_Exercise instructions_.
Determine the number of lines in these entries that hold the word "Output". Give the number and nothing more.
-- Start of Exercise material --
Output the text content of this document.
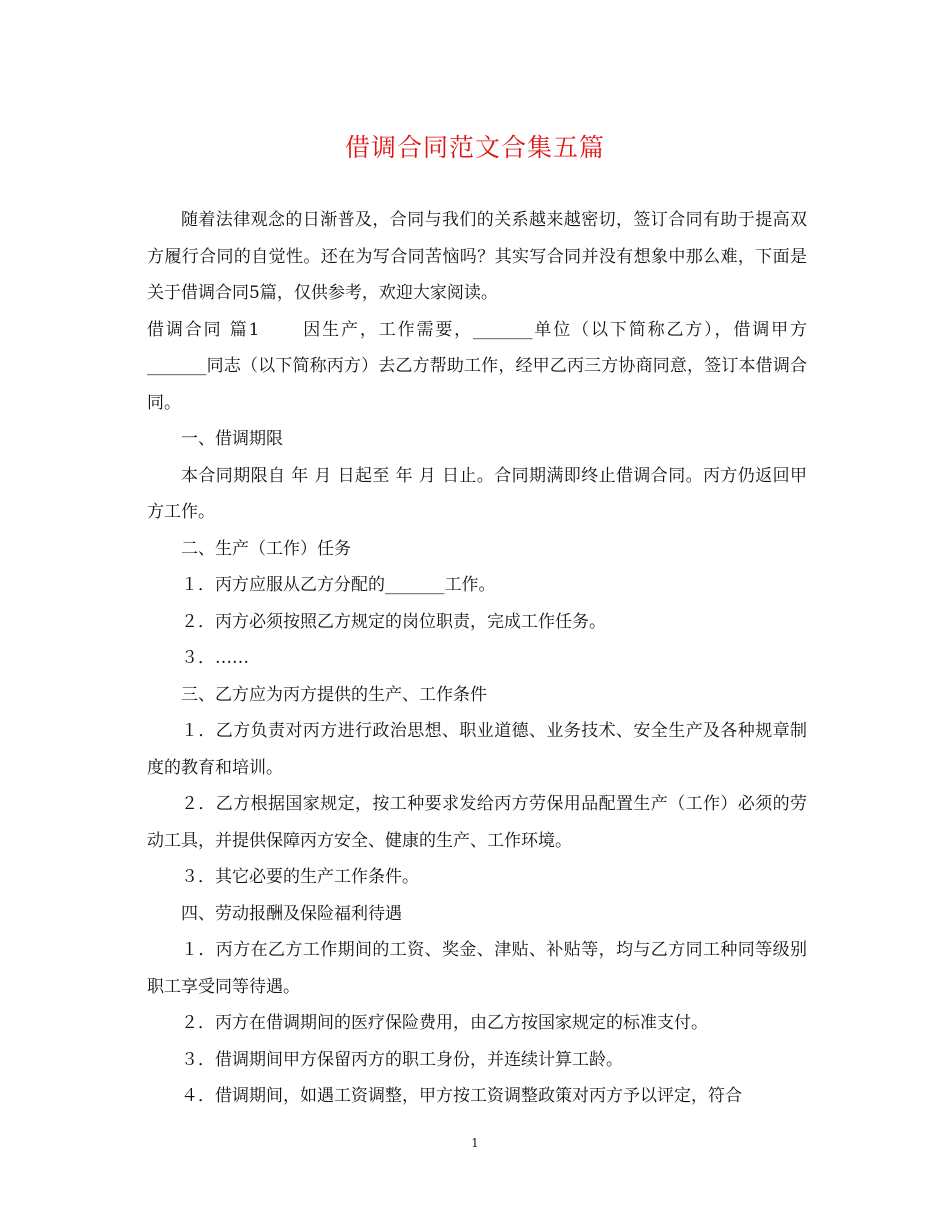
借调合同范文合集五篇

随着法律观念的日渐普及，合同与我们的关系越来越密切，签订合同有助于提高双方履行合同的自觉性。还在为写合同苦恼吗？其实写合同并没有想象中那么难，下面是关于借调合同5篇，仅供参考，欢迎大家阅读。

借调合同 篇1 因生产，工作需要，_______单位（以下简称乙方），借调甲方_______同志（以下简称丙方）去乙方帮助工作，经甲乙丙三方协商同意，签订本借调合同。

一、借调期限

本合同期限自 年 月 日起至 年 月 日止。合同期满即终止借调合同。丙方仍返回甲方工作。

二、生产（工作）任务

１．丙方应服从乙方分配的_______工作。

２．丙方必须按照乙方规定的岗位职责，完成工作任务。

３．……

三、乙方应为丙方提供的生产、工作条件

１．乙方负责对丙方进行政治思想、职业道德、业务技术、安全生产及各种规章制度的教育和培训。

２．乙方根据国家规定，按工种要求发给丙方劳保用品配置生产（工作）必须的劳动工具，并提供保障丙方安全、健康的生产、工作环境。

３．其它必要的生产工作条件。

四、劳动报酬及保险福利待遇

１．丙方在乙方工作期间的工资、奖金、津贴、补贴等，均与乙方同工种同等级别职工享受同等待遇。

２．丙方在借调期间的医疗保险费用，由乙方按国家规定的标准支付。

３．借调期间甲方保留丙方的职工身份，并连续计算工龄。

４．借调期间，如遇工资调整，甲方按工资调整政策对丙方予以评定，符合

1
-- End of Exercise material --
-- Start of Exercise material --
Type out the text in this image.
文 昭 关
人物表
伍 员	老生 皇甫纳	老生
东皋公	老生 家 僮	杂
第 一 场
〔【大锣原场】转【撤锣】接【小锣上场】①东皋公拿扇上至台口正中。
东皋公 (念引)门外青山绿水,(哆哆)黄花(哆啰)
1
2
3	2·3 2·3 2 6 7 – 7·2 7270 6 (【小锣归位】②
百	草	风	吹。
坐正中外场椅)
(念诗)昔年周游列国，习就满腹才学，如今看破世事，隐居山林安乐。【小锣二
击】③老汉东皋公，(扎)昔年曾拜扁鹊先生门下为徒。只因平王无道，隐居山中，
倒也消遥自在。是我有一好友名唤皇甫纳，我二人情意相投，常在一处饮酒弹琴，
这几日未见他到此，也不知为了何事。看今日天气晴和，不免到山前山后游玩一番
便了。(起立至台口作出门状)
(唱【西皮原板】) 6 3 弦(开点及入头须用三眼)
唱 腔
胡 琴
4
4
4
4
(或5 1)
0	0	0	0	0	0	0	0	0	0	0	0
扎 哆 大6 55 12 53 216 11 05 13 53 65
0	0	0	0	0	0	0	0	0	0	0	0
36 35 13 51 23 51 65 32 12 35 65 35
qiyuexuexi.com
-- End of Exercise material --
-- Start of Exercise material --
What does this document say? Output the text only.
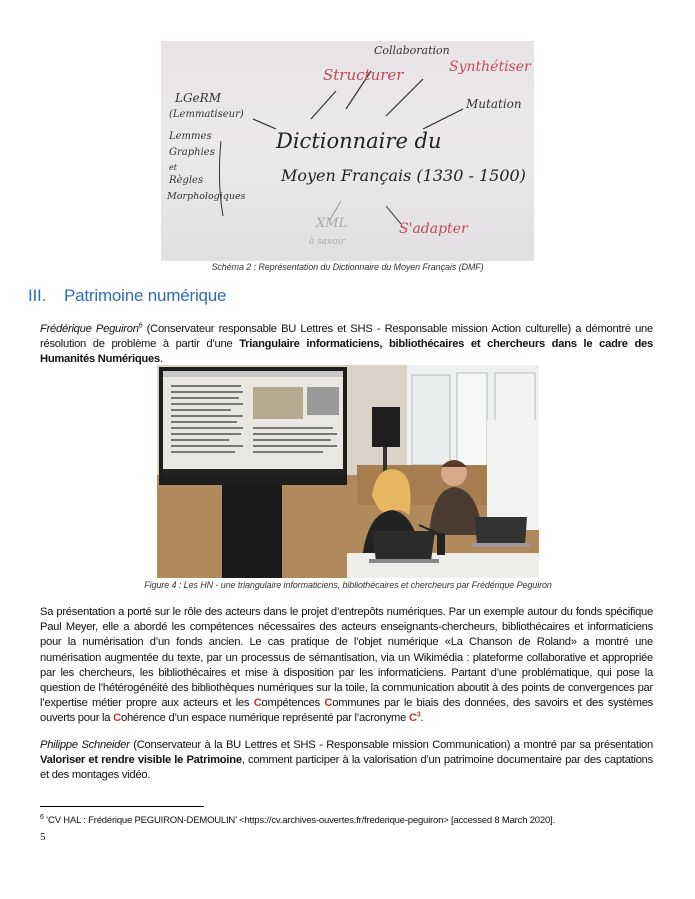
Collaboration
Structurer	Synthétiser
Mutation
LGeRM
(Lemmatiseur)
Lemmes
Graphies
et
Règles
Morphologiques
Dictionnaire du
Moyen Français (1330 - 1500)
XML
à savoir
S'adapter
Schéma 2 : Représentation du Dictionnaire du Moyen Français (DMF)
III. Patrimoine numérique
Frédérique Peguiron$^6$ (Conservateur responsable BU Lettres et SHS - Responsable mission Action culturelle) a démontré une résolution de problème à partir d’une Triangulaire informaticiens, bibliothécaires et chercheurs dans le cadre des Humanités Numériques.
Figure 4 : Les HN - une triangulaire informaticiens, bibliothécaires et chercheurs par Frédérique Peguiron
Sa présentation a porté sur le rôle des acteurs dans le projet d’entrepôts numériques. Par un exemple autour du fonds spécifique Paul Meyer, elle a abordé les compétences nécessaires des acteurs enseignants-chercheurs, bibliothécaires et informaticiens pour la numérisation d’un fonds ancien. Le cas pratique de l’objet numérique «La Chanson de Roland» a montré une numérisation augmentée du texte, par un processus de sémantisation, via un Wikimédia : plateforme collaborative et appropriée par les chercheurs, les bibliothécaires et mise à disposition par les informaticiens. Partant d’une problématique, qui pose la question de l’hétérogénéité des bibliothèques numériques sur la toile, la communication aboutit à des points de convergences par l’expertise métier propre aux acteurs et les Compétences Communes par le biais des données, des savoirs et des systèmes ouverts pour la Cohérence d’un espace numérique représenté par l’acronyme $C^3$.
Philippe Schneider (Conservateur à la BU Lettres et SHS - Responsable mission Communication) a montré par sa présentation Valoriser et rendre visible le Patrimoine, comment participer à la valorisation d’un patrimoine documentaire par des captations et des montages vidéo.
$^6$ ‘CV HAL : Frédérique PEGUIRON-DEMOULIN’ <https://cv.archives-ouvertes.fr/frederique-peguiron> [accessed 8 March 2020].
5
-- End of Exercise material --
_Answer for the task_.
2